-- START Provided records --

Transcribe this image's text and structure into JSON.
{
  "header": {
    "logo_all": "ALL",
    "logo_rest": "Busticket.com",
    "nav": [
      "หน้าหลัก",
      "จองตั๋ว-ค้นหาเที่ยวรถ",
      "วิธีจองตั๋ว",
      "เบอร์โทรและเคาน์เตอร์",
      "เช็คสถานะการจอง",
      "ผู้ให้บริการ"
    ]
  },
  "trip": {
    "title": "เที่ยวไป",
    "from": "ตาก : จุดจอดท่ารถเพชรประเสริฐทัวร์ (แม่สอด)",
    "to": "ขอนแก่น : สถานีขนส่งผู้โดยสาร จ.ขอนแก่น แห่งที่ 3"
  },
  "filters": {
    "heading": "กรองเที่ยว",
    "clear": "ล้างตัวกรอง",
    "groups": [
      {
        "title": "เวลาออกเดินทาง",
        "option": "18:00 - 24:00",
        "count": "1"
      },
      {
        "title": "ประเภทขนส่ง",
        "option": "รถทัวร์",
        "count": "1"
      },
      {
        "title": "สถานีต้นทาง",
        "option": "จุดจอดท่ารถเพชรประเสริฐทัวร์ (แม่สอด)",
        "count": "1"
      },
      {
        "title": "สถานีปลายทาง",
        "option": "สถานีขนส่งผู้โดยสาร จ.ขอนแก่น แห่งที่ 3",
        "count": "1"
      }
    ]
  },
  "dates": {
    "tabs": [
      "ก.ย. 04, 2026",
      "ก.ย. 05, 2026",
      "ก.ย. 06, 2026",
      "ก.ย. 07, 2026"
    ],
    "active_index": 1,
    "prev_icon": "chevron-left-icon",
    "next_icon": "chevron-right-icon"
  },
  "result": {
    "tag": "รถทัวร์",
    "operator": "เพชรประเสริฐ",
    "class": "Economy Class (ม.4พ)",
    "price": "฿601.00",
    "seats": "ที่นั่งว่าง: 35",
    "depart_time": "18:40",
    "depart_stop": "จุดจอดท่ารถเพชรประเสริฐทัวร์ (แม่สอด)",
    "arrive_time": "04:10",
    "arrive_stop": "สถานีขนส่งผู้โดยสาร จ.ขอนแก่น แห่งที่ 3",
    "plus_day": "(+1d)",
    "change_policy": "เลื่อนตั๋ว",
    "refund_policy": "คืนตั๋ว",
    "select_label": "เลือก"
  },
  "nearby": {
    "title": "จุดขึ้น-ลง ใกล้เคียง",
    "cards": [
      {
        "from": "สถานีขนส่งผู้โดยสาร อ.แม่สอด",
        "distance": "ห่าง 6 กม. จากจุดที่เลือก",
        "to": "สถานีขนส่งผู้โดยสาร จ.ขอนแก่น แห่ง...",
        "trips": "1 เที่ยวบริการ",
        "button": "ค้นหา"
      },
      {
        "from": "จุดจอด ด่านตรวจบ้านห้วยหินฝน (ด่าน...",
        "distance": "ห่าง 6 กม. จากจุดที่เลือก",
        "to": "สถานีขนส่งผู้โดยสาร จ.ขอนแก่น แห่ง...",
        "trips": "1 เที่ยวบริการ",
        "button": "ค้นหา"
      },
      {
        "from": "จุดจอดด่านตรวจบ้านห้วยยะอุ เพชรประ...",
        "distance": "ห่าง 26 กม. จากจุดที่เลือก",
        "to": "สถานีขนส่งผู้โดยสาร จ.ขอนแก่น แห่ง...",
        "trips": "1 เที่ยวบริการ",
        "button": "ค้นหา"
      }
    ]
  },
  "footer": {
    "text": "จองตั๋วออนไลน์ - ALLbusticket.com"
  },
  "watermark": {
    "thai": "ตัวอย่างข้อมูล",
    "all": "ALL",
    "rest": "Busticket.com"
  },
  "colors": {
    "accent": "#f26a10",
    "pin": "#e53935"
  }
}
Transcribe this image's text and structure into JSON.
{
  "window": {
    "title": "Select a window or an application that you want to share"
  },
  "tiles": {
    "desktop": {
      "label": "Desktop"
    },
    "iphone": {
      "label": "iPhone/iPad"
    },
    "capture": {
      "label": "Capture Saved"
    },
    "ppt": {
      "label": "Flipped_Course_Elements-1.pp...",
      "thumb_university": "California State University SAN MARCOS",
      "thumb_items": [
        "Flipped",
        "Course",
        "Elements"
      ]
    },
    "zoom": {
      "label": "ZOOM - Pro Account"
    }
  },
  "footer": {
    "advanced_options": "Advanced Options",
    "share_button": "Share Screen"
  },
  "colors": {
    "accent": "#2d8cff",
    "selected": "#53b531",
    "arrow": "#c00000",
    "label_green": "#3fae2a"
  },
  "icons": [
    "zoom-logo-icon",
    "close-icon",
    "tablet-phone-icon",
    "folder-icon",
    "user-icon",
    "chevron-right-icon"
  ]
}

-- END Provided records --

| Work to complete |
Search the data above for the string "นทาง" and return every line that has it.

| The completed task |
        "title": "เวลาออกเดินทาง",
        "title": "สถานีต้นทาง",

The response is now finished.